--- start of Records for the exercise ---
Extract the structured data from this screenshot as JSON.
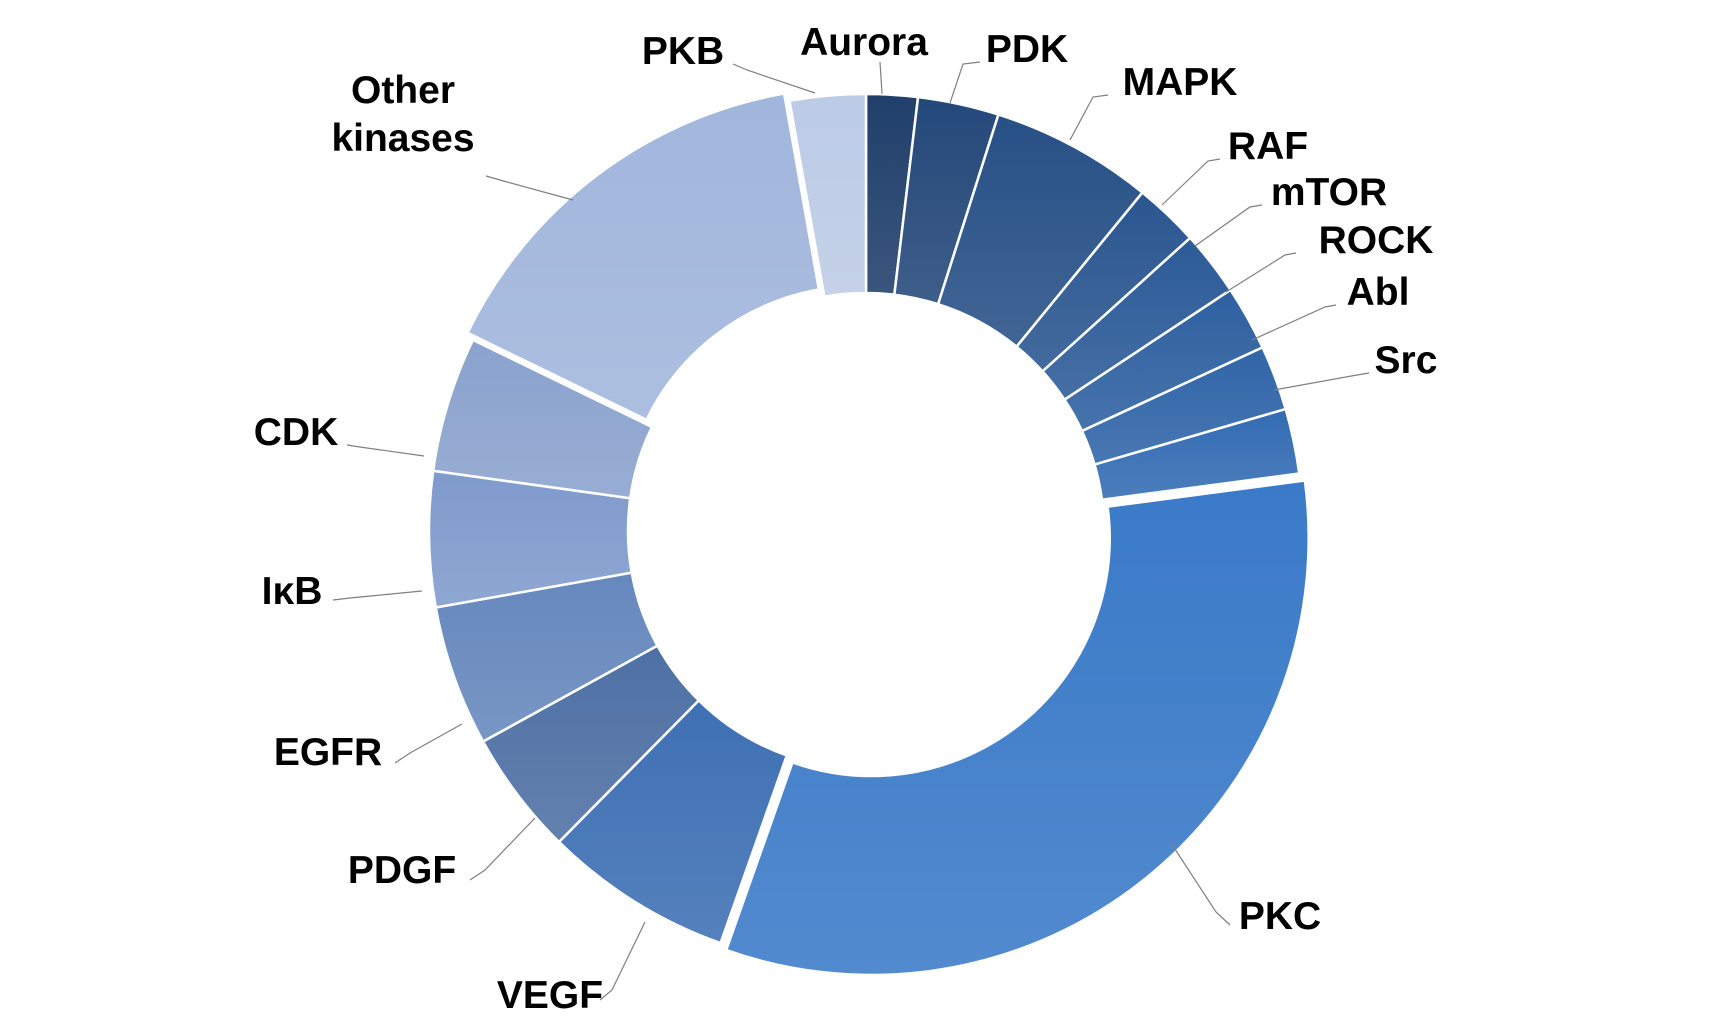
{
  "chart_data": {
    "type": "donut",
    "title": "",
    "start_angle_deg": 0,
    "direction": "clockwise",
    "exploded": [
      "PKC",
      "Other kinases"
    ],
    "slices": [
      {
        "label": "Aurora",
        "value": 1.9,
        "color": "#203f6b"
      },
      {
        "label": "PDK",
        "value": 3.0,
        "color": "#24487a"
      },
      {
        "label": "MAPK",
        "value": 6.0,
        "color": "#275086"
      },
      {
        "label": "RAF",
        "value": 2.4,
        "color": "#2a5690"
      },
      {
        "label": "mTOR",
        "value": 2.4,
        "color": "#2c5b98"
      },
      {
        "label": "ROCK",
        "value": 2.4,
        "color": "#2e60a0"
      },
      {
        "label": "Abl",
        "value": 2.4,
        "color": "#3065a8"
      },
      {
        "label": "Src",
        "value": 2.4,
        "color": "#336cb3"
      },
      {
        "label": "PKC",
        "value": 32.5,
        "color": "#3a7ac8"
      },
      {
        "label": "VEGF",
        "value": 7.0,
        "color": "#3e70b4"
      },
      {
        "label": "PDGF",
        "value": 4.6,
        "color": "#4e70a4"
      },
      {
        "label": "EGFR",
        "value": 5.2,
        "color": "#6688bd"
      },
      {
        "label": "IκB",
        "value": 5.0,
        "color": "#7f9bcc"
      },
      {
        "label": "CDK",
        "value": 5.0,
        "color": "#8aa2cd"
      },
      {
        "label": "Other kinases",
        "value": 15.0,
        "color": "#a1b6dc"
      },
      {
        "label": "PKB",
        "value": 2.8,
        "color": "#bccbe6"
      }
    ],
    "legend": "none",
    "label_placement": "outside with leader lines"
  }
}
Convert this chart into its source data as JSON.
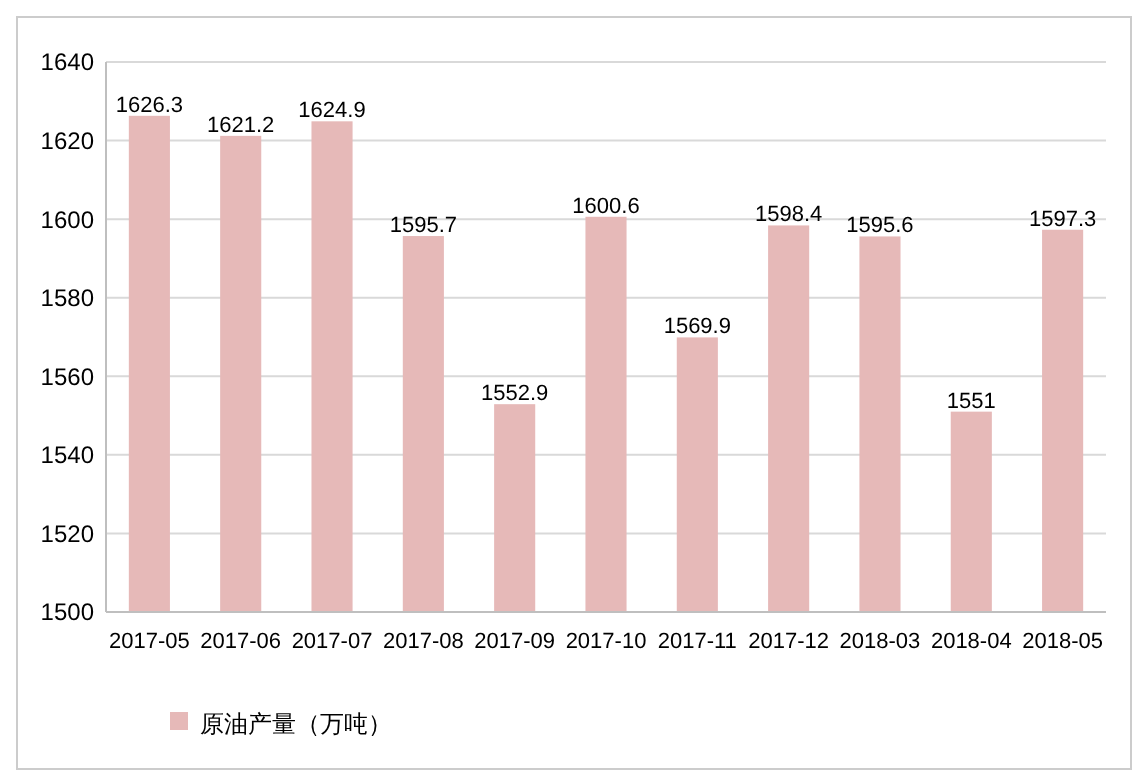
{
  "chart_data": {
    "type": "bar",
    "categories": [
      "2017-05",
      "2017-06",
      "2017-07",
      "2017-08",
      "2017-09",
      "2017-10",
      "2017-11",
      "2017-12",
      "2018-03",
      "2018-04",
      "2018-05"
    ],
    "series": [
      {
        "name": "原油产量（万吨）",
        "color": "#e6b9b8",
        "values": [
          1626.3,
          1621.2,
          1624.9,
          1595.7,
          1552.9,
          1600.6,
          1569.9,
          1598.4,
          1595.6,
          1551,
          1597.3
        ]
      }
    ],
    "ylim": [
      1500,
      1640
    ],
    "yticks": [
      1500,
      1520,
      1540,
      1560,
      1580,
      1600,
      1620,
      1640
    ],
    "grid": "y",
    "data_labels": true,
    "legend": "bottom left"
  }
}
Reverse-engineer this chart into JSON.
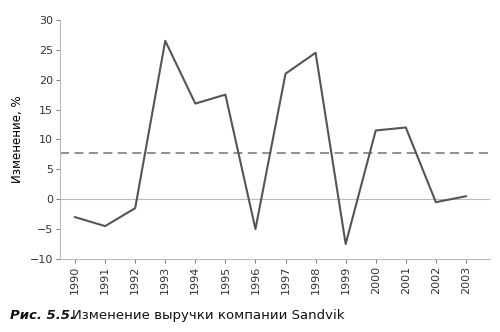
{
  "years": [
    1990,
    1991,
    1992,
    1993,
    1994,
    1995,
    1996,
    1997,
    1998,
    1999,
    2000,
    2001,
    2002,
    2003
  ],
  "values": [
    -3.0,
    -4.5,
    -1.5,
    26.5,
    16.0,
    17.5,
    -5.0,
    21.0,
    24.5,
    -7.5,
    11.5,
    12.0,
    -0.5,
    0.5
  ],
  "dashed_line_y": 7.8,
  "zero_line_y": 0,
  "ylim": [
    -10,
    30
  ],
  "yticks": [
    -10,
    -5,
    0,
    5,
    10,
    15,
    20,
    25,
    30
  ],
  "xlim_start": 1989.5,
  "xlim_end": 2003.8,
  "line_color": "#555555",
  "dashed_color": "#888888",
  "zero_color": "#bbbbbb",
  "ylabel": "Изменение, %",
  "caption_bold": "Рис. 5.5.",
  "caption_text": "Изменение выручки компании Sandvik",
  "background_color": "#ffffff",
  "line_width": 1.5,
  "dashed_linewidth": 1.3,
  "spine_color": "#bbbbbb"
}
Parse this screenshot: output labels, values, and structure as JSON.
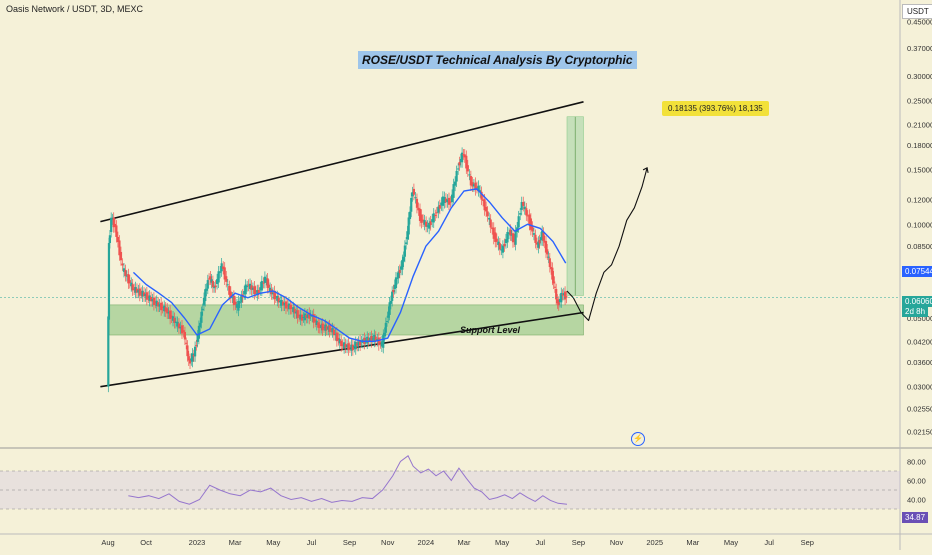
{
  "header": {
    "symbol_line": "Oasis Network / USDT, 3D, MEXC",
    "currency": "USDT"
  },
  "title": "ROSE/USDT Technical Analysis By Cryptorphic",
  "annotations": {
    "target_label": "0.18135 (393.76%) 18,135",
    "support_label": "Support Level",
    "price_tag_ma": "0.07544",
    "price_tag_last": "0.06060",
    "price_tag_countdown": "2d 8h",
    "rsi_tag": "34.87"
  },
  "colors": {
    "background": "#f5f1d8",
    "up_candle": "#26a69a",
    "down_candle": "#ef5350",
    "ma_line": "#2962ff",
    "support_zone": "#8cc57e",
    "target_zone": "#a5d6a7",
    "rsi_line": "#9575cd"
  },
  "chart_data": [
    {
      "type": "candlestick",
      "title": "ROSE/USDT Technical Analysis By Cryptorphic",
      "y_scale": "log",
      "ylim": [
        0.0205,
        0.49
      ],
      "y_ticks": [
        0.45,
        0.37,
        0.3,
        0.25,
        0.21,
        0.18,
        0.15,
        0.12,
        0.1,
        0.085,
        0.07,
        0.05,
        0.042,
        0.036,
        0.03,
        0.0255,
        0.0215
      ],
      "y_tick_labels": [
        "0.45000",
        "0.37000",
        "0.30000",
        "0.25000",
        "0.21000",
        "0.18000",
        "0.15000",
        "0.12000",
        "0.10000",
        "0.08500",
        "0.07000",
        "0.05000",
        "0.04200",
        "0.03600",
        "0.03000",
        "0.02550",
        "0.02150"
      ],
      "x_labels": [
        "Aug",
        "Oct",
        "2023",
        "Mar",
        "May",
        "Jul",
        "Sep",
        "Nov",
        "2024",
        "Mar",
        "May",
        "Jul",
        "Sep",
        "Nov",
        "2025",
        "Mar",
        "May",
        "Jul",
        "Sep"
      ],
      "x_label_pos": [
        0,
        1.5,
        3.5,
        5,
        6.5,
        8,
        9.5,
        11,
        12.5,
        14,
        15.5,
        17,
        18.5,
        20,
        21.5,
        23,
        24.5,
        26,
        27.5
      ],
      "xlim": [
        -0.3,
        28.3
      ],
      "series_points": [
        [
          0,
          0.03
        ],
        [
          0.05,
          0.085
        ],
        [
          0.15,
          0.105
        ],
        [
          0.3,
          0.098
        ],
        [
          0.6,
          0.072
        ],
        [
          1.0,
          0.062
        ],
        [
          1.5,
          0.059
        ],
        [
          2.0,
          0.055
        ],
        [
          2.3,
          0.053
        ],
        [
          2.7,
          0.048
        ],
        [
          3.0,
          0.045
        ],
        [
          3.2,
          0.036
        ],
        [
          3.4,
          0.038
        ],
        [
          3.6,
          0.046
        ],
        [
          3.8,
          0.058
        ],
        [
          4.0,
          0.068
        ],
        [
          4.2,
          0.062
        ],
        [
          4.5,
          0.074
        ],
        [
          4.8,
          0.06
        ],
        [
          5.1,
          0.054
        ],
        [
          5.5,
          0.064
        ],
        [
          5.9,
          0.06
        ],
        [
          6.2,
          0.067
        ],
        [
          6.4,
          0.061
        ],
        [
          6.8,
          0.056
        ],
        [
          7.2,
          0.054
        ],
        [
          7.6,
          0.05
        ],
        [
          8.0,
          0.051
        ],
        [
          8.3,
          0.047
        ],
        [
          8.8,
          0.046
        ],
        [
          9.2,
          0.041
        ],
        [
          9.6,
          0.04
        ],
        [
          10.0,
          0.042
        ],
        [
          10.5,
          0.043
        ],
        [
          10.8,
          0.041
        ],
        [
          11.0,
          0.05
        ],
        [
          11.2,
          0.06
        ],
        [
          11.4,
          0.068
        ],
        [
          11.6,
          0.075
        ],
        [
          11.8,
          0.095
        ],
        [
          12.0,
          0.13
        ],
        [
          12.3,
          0.105
        ],
        [
          12.6,
          0.098
        ],
        [
          12.9,
          0.108
        ],
        [
          13.2,
          0.12
        ],
        [
          13.5,
          0.118
        ],
        [
          13.8,
          0.155
        ],
        [
          14.0,
          0.17
        ],
        [
          14.3,
          0.135
        ],
        [
          14.6,
          0.13
        ],
        [
          14.9,
          0.11
        ],
        [
          15.2,
          0.092
        ],
        [
          15.5,
          0.082
        ],
        [
          15.8,
          0.095
        ],
        [
          16.0,
          0.088
        ],
        [
          16.3,
          0.118
        ],
        [
          16.6,
          0.102
        ],
        [
          16.9,
          0.085
        ],
        [
          17.1,
          0.093
        ],
        [
          17.3,
          0.08
        ],
        [
          17.5,
          0.068
        ],
        [
          17.7,
          0.055
        ],
        [
          17.9,
          0.06
        ],
        [
          18.05,
          0.058
        ]
      ],
      "moving_average_points": [
        [
          1.0,
          0.07
        ],
        [
          1.5,
          0.064
        ],
        [
          2.0,
          0.06
        ],
        [
          2.5,
          0.056
        ],
        [
          3.0,
          0.05
        ],
        [
          3.5,
          0.044
        ],
        [
          4.0,
          0.046
        ],
        [
          4.5,
          0.055
        ],
        [
          5.0,
          0.06
        ],
        [
          5.5,
          0.058
        ],
        [
          6.0,
          0.06
        ],
        [
          6.5,
          0.061
        ],
        [
          7.0,
          0.058
        ],
        [
          7.5,
          0.054
        ],
        [
          8.0,
          0.051
        ],
        [
          8.5,
          0.049
        ],
        [
          9.0,
          0.046
        ],
        [
          9.5,
          0.043
        ],
        [
          10.0,
          0.042
        ],
        [
          10.5,
          0.042
        ],
        [
          11.0,
          0.043
        ],
        [
          11.5,
          0.052
        ],
        [
          12.0,
          0.068
        ],
        [
          12.5,
          0.085
        ],
        [
          13.0,
          0.095
        ],
        [
          13.5,
          0.113
        ],
        [
          14.0,
          0.128
        ],
        [
          14.5,
          0.13
        ],
        [
          15.0,
          0.118
        ],
        [
          15.5,
          0.105
        ],
        [
          16.0,
          0.095
        ],
        [
          16.5,
          0.1
        ],
        [
          17.0,
          0.097
        ],
        [
          17.5,
          0.088
        ],
        [
          18.0,
          0.075
        ]
      ],
      "upper_channel": [
        [
          -0.3,
          0.102
        ],
        [
          18.7,
          0.248
        ]
      ],
      "lower_channel": [
        [
          -0.3,
          0.03
        ],
        [
          18.7,
          0.052
        ]
      ],
      "support_zone": [
        0.044,
        0.055
      ],
      "target_zone": {
        "x": [
          18.05,
          18.7
        ],
        "y": [
          0.059,
          0.222
        ]
      },
      "projection_path": [
        [
          18.05,
          0.061
        ],
        [
          18.3,
          0.058
        ],
        [
          18.6,
          0.052
        ],
        [
          18.9,
          0.049
        ],
        [
          19.2,
          0.06
        ],
        [
          19.5,
          0.07
        ],
        [
          19.8,
          0.074
        ],
        [
          20.1,
          0.085
        ],
        [
          20.4,
          0.103
        ],
        [
          20.7,
          0.113
        ],
        [
          21.0,
          0.132
        ],
        [
          21.2,
          0.152
        ]
      ]
    },
    {
      "type": "line",
      "title": "RSI",
      "ylim": [
        10,
        90
      ],
      "y_ticks": [
        80,
        60,
        40
      ],
      "y_tick_labels": [
        "80.00",
        "60.00",
        "40.00"
      ],
      "band": [
        30,
        70
      ],
      "series_points": [
        [
          0.8,
          44
        ],
        [
          1.2,
          42
        ],
        [
          1.6,
          44
        ],
        [
          2.0,
          41
        ],
        [
          2.4,
          46
        ],
        [
          2.8,
          38
        ],
        [
          3.2,
          35
        ],
        [
          3.6,
          40
        ],
        [
          4.0,
          55
        ],
        [
          4.4,
          50
        ],
        [
          4.8,
          46
        ],
        [
          5.2,
          44
        ],
        [
          5.6,
          50
        ],
        [
          6.0,
          48
        ],
        [
          6.4,
          52
        ],
        [
          6.8,
          44
        ],
        [
          7.2,
          40
        ],
        [
          7.6,
          42
        ],
        [
          8.0,
          38
        ],
        [
          8.4,
          41
        ],
        [
          8.8,
          37
        ],
        [
          9.2,
          39
        ],
        [
          9.6,
          38
        ],
        [
          10.0,
          42
        ],
        [
          10.4,
          41
        ],
        [
          10.8,
          50
        ],
        [
          11.2,
          65
        ],
        [
          11.5,
          80
        ],
        [
          11.8,
          86
        ],
        [
          12.0,
          75
        ],
        [
          12.3,
          68
        ],
        [
          12.6,
          72
        ],
        [
          12.9,
          65
        ],
        [
          13.2,
          70
        ],
        [
          13.5,
          60
        ],
        [
          13.8,
          73
        ],
        [
          14.1,
          62
        ],
        [
          14.4,
          52
        ],
        [
          14.7,
          48
        ],
        [
          15.0,
          40
        ],
        [
          15.3,
          42
        ],
        [
          15.6,
          45
        ],
        [
          15.9,
          41
        ],
        [
          16.2,
          47
        ],
        [
          16.5,
          42
        ],
        [
          16.8,
          38
        ],
        [
          17.1,
          44
        ],
        [
          17.4,
          39
        ],
        [
          17.7,
          36
        ],
        [
          18.05,
          35
        ]
      ]
    }
  ]
}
--- end of Records for the exercise ---
Problem statement:
Find the word "this" in the entries above and gather every line that holds it.

Reply to the task:
Extract the structured data from this screenshot as JSON.
Convert this chart into its source data as JSON.
Reverse-engineer this chart into JSON.
Parse this screenshot: output labels, values, and structure as JSON.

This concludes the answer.